Provided passage below:

One Map, Multiple Legends

Exposing Military Spatial Narratives in the Israeli Desert


  • Noa Roei Assistant Professor




This paper investigates the blurred borders between civilian and military ways of envisioning, experiencing and mediating space in the context of Israel political geography. It does so by way of a close reading of Detroit, a short video work by Amir Yatziv where the construction plans of an urban combat training facility in the Israeli desert are the focus of attention (2009). Taking Detroitas a point of departure, I will present a number of works of art that address the phenomenon in which a military-inflected construction of space yields material and cognitive consequences, naturalising the military’s status as the guiding principle of daily life. Within this sub-genre of critical city- and landscape imagery in Israeli art, Yatziv’s work stands out as it turns the focus from the land itself towards its mediation. This approach, I argue, is highly productive for critical anti-military visual projects, as it directs attention towards those who code and decode urban military landscapes, and highlights the fact that while the borders between military and civilian mediations of space may be blurred, they are not lost just yet.


Social geography; critical cartography; Israeli art; militarism, Israel-Palestine; simulacrum, maps and mapping.

Author Biography

Noa Roei, Assistant Professor

Noa Roei is assistant professor at the Department of Literary and Cultural Analysis, University of Amsterdam and a research fellow at the Amsterdam School for Cultural Analysis (ASCA). For the academic year 2019–20 she is also a Marie Curie research fellow at the Freiburg Institute for Advanced Studies (FRIAS). Her book, Civic Aesthetics: Militarism, Israeli Art, and Visual Culture(Bloomsbury, 2016) addresses the multifaceted representations of militarism in contemporary Israeli art. Current research interests include politics and aesthetics; vision and visuality; performance theory; critical cartography and the (de)construction of national identity.

End of Provided passage.
Supplied data below:

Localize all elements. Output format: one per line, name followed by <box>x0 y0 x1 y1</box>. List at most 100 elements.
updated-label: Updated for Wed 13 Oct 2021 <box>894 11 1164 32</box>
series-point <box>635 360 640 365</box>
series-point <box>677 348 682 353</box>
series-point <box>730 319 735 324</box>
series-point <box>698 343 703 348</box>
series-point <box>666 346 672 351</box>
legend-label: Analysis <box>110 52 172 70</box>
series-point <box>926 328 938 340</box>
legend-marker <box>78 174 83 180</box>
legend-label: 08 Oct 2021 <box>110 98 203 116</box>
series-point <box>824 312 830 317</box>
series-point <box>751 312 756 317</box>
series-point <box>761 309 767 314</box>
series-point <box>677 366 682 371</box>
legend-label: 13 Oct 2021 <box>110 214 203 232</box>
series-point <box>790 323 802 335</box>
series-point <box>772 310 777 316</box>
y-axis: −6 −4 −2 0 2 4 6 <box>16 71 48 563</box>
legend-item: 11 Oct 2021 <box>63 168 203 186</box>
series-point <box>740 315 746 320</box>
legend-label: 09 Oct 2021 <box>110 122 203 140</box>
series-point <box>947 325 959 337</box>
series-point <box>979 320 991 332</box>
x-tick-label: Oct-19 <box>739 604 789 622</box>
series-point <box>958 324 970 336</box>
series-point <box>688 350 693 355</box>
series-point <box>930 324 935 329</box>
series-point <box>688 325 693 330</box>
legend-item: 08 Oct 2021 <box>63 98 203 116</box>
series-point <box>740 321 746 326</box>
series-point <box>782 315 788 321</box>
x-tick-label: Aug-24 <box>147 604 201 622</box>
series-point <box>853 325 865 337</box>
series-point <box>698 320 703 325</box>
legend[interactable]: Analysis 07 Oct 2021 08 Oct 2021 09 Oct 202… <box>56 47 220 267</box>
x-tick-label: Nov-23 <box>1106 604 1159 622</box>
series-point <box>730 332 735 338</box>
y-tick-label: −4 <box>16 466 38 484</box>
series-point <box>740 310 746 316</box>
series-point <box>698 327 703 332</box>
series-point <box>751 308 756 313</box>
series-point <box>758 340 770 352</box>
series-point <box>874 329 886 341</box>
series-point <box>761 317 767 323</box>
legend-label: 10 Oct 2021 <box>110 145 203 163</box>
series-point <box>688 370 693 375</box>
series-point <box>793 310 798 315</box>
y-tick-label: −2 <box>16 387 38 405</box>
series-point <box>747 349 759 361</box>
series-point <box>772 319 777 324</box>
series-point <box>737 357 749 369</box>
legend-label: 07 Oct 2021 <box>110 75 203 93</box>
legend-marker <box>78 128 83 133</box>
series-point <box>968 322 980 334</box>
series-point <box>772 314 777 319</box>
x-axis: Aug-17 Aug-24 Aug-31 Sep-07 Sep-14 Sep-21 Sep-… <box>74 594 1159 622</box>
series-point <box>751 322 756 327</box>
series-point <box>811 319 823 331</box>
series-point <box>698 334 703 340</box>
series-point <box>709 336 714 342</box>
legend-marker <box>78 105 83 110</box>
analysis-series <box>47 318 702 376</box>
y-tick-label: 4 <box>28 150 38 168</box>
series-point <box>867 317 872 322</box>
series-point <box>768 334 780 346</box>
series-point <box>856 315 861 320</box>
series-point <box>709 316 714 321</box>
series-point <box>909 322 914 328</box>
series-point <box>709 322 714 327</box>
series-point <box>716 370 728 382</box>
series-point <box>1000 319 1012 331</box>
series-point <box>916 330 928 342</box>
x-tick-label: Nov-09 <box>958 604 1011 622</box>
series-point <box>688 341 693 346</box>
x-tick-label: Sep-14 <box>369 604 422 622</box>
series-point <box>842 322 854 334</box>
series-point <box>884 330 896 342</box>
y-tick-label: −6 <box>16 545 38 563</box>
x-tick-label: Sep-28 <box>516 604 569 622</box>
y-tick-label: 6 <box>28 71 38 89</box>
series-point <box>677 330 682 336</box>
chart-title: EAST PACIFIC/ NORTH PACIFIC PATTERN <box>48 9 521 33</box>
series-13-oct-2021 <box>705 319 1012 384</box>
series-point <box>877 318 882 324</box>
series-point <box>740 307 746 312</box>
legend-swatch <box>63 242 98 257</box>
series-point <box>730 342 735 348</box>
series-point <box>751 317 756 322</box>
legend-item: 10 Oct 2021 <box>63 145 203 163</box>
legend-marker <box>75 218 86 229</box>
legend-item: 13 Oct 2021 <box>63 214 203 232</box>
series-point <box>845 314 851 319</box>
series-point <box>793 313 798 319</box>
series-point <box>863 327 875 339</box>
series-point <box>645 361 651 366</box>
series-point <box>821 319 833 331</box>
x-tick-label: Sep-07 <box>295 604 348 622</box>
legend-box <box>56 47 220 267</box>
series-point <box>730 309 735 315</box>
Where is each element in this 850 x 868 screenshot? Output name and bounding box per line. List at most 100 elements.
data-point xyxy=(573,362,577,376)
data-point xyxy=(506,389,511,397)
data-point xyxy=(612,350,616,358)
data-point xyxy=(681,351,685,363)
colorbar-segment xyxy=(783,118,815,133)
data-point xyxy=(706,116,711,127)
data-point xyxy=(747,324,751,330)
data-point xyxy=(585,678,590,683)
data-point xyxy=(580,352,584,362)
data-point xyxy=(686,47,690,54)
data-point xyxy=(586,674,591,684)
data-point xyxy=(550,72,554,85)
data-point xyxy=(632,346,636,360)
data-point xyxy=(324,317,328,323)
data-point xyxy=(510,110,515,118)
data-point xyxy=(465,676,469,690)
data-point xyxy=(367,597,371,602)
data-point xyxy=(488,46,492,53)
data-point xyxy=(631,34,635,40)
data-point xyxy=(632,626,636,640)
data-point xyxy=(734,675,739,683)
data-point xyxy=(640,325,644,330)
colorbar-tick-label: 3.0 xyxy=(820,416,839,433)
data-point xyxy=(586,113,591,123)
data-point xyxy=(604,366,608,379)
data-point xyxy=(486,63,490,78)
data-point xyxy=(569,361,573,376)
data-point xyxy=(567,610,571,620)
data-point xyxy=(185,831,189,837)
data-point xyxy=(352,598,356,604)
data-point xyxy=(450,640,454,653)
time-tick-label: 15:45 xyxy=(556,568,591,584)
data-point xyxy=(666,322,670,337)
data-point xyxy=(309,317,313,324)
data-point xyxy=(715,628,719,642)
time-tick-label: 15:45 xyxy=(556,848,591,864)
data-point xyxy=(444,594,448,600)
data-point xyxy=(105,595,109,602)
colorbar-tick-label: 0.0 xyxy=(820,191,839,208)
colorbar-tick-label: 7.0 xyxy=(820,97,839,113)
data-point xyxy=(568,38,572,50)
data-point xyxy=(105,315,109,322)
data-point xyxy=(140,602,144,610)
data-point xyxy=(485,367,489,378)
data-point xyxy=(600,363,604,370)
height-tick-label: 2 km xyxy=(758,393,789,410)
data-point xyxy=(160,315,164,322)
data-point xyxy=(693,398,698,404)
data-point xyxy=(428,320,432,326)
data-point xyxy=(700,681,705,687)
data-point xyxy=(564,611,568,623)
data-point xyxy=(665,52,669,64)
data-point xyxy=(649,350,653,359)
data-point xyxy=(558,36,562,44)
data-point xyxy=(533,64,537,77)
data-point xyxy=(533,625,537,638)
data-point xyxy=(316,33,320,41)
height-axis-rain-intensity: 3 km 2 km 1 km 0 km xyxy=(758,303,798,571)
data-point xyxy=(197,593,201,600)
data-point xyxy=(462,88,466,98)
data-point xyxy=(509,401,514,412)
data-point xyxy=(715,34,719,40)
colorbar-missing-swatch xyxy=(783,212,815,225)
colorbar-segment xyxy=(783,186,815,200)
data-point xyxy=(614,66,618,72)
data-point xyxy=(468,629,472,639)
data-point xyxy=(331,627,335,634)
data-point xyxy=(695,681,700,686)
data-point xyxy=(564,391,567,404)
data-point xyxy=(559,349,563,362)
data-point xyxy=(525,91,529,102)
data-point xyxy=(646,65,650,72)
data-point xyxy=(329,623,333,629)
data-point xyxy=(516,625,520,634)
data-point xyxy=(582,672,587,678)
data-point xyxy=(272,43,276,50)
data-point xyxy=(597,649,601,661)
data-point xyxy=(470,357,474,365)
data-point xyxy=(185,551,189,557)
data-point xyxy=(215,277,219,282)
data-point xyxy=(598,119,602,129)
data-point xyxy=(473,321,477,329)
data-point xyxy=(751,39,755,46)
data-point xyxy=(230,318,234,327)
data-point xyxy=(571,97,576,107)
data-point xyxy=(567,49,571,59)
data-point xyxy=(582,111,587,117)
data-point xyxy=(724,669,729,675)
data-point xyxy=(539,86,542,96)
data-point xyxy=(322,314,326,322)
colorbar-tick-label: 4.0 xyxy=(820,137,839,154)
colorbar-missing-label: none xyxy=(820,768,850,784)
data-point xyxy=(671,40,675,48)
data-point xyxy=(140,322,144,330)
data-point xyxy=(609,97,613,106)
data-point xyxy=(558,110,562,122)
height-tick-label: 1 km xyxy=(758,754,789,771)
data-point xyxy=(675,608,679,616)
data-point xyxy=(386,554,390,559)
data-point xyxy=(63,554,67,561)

End of Supplied data.

[Exercise description] From the page on military spatial narratives, reproduce the part from "Social geography; critical" to "of national identity.".

[Your solution]
Social geography; critical cartography; Israeli art; militarism, Israel-Palestine; simulacrum, maps and mapping.

Author Biography

Noa Roei, Assistant Professor

Noa Roei is assistant professor at the Department of Literary and Cultural Analysis, University of Amsterdam and a research fellow at the Amsterdam School for Cultural Analysis (ASCA). For the academic year 2019–20 she is also a Marie Curie research fellow at the Freiburg Institute for Advanced Studies (FRIAS). Her book, Civic Aesthetics: Militarism, Israeli Art, and Visual Culture(Bloomsbury, 2016) addresses the multifaceted representations of militarism in contemporary Israeli art. Current research interests include politics and aesthetics; vision and visuality; performance theory; critical cartography and the (de)construction of national identity.